_Exercise prompt_: Track down each line that has the word "title" and copy it.

_Records supplied_:
-- begin --

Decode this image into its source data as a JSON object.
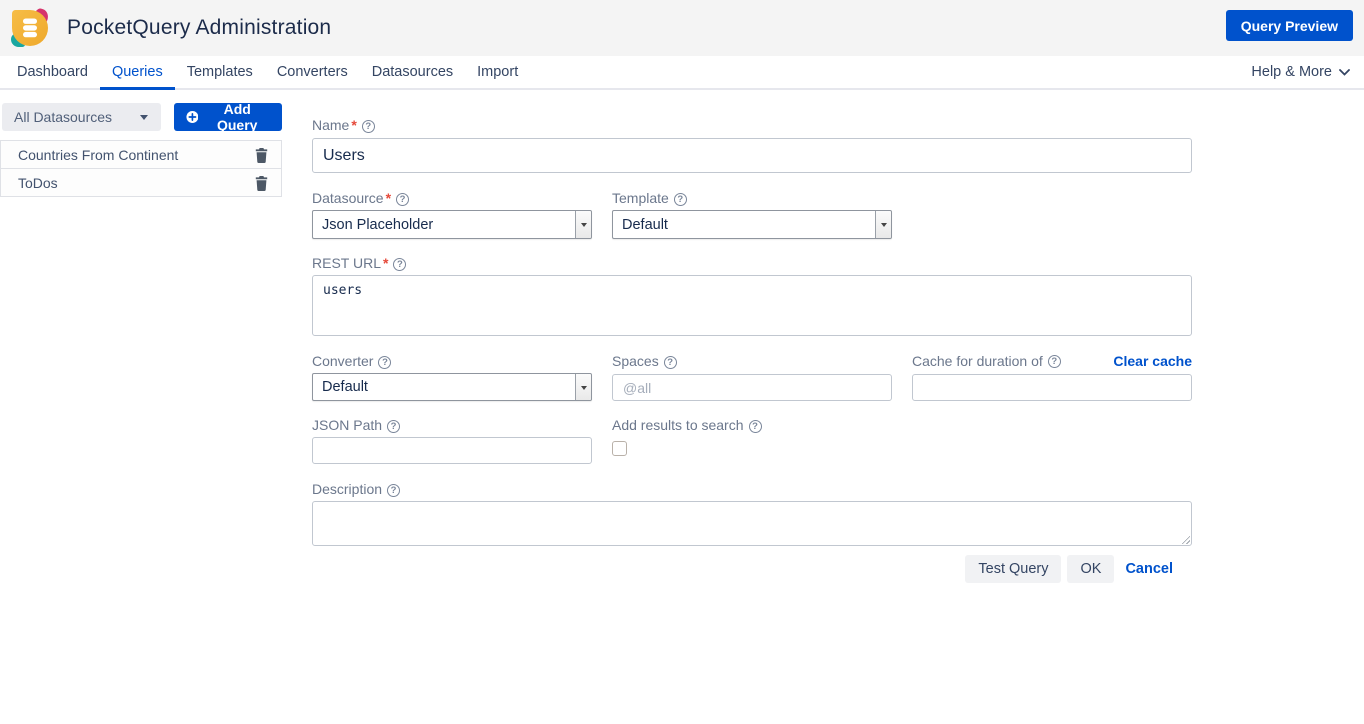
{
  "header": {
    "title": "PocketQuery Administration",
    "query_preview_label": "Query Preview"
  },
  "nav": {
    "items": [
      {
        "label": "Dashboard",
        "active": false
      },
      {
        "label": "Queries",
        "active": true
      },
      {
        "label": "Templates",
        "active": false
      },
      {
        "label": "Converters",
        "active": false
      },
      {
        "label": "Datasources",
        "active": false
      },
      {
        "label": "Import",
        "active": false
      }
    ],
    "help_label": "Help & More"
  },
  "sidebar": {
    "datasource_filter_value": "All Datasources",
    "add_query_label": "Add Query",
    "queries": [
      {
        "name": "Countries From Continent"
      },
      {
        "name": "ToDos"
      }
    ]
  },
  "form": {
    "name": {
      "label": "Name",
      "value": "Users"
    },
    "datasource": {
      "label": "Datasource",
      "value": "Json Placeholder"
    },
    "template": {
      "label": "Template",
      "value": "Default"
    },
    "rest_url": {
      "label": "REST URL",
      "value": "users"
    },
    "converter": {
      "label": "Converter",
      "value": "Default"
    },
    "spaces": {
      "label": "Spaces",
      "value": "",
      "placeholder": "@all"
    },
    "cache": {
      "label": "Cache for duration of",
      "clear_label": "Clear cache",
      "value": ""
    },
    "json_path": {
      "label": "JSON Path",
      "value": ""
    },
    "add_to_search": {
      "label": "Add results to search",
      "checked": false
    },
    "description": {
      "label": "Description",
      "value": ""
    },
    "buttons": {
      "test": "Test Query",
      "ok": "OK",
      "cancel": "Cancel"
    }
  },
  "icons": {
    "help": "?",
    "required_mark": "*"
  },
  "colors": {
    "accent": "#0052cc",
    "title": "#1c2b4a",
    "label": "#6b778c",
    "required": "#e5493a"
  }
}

-- end --

_Right answer_:
    "title": "PocketQuery Administration",
    "title": "#1c2b4a",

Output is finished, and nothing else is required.